-- Begin --
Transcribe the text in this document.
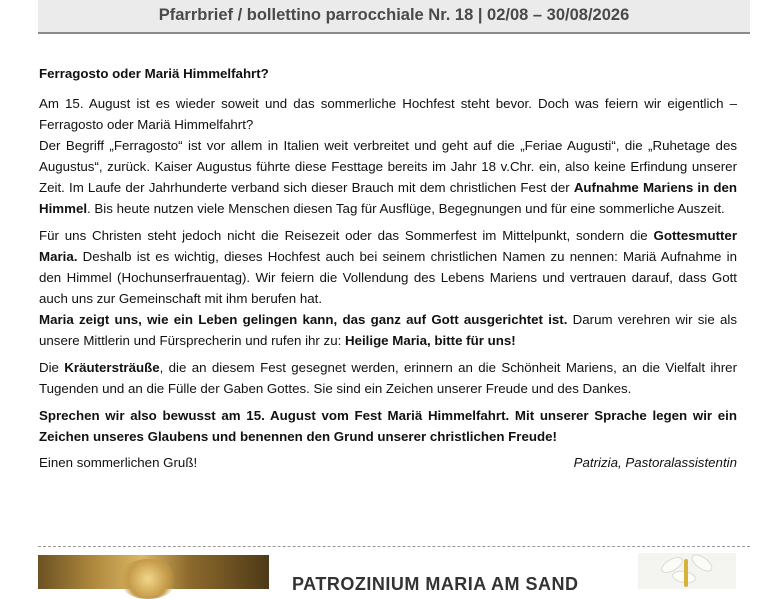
Pfarrbrief / bollettino parrocchiale Nr. 18 | 02/08 – 30/08/2026

Ferragosto oder Mariä Himmelfahrt?

Am 15. August ist es wieder soweit und das sommerliche Hochfest steht bevor. Doch was feiern wir eigentlich – Ferragosto oder Mariä Himmelfahrt?

Der Begriff „Ferragosto“ ist vor allem in Italien weit verbreitet und geht auf die „Feriae Augusti“, die „Ruhetage des Augustus“, zurück. Kaiser Augustus führte diese Festtage bereits im Jahr 18 v.Chr. ein, also keine Erfindung unserer Zeit. Im Laufe der Jahrhunderte verband sich dieser Brauch mit dem christlichen Fest der Aufnahme Mariens in den Himmel. Bis heute nutzen viele Menschen diesen Tag für Ausflüge, Begegnungen und für eine sommerliche Auszeit.

Für uns Christen steht jedoch nicht die Reisezeit oder das Sommerfest im Mittelpunkt, sondern die Gottesmutter Maria. Deshalb ist es wichtig, dieses Hochfest auch bei seinem christlichen Namen zu nennen: Mariä Aufnahme in den Himmel (Hochunserfrauentag). Wir feiern die Vollendung des Lebens Mariens und vertrauen darauf, dass Gott auch uns zur Gemeinschaft mit ihm berufen hat.

Maria zeigt uns, wie ein Leben gelingen kann, das ganz auf Gott ausgerichtet ist. Darum verehren wir sie als unsere Mittlerin und Fürsprecherin und rufen ihr zu: Heilige Maria, bitte für uns!

Die Kräutersträuße, die an diesem Fest gesegnet werden, erinnern an die Schönheit Mariens, an die Vielfalt ihrer Tugenden und an die Fülle der Gaben Gottes. Sie sind ein Zeichen unserer Freude und des Dankes.

Sprechen wir also bewusst am 15. August vom Fest Mariä Himmelfahrt. Mit unserer Sprache legen wir ein Zeichen unseres Glaubens und benennen den Grund unserer christlichen Freude!

Einen sommerlichen Gruß!	Patrizia, Pastoralassistentin

PATROZINIUM MARIA AM SAND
-- End --
◆ Prompt
Copy down every line of the material above that includes the string "Himmelfahrt".

◆ Worked solution
Ferragosto oder Mariä Himmelfahrt?
Am 15. August ist es wieder soweit und das sommerliche Hochfest steht bevor. Doch was feiern wir eigentlich – Ferragosto oder Mariä Himmelfahrt?
Sprechen wir also bewusst am 15. August vom Fest Mariä Himmelfahrt. Mit unserer Sprache legen wir ein Zeichen unseres Glaubens und benennen den Grund unserer christlichen Freude!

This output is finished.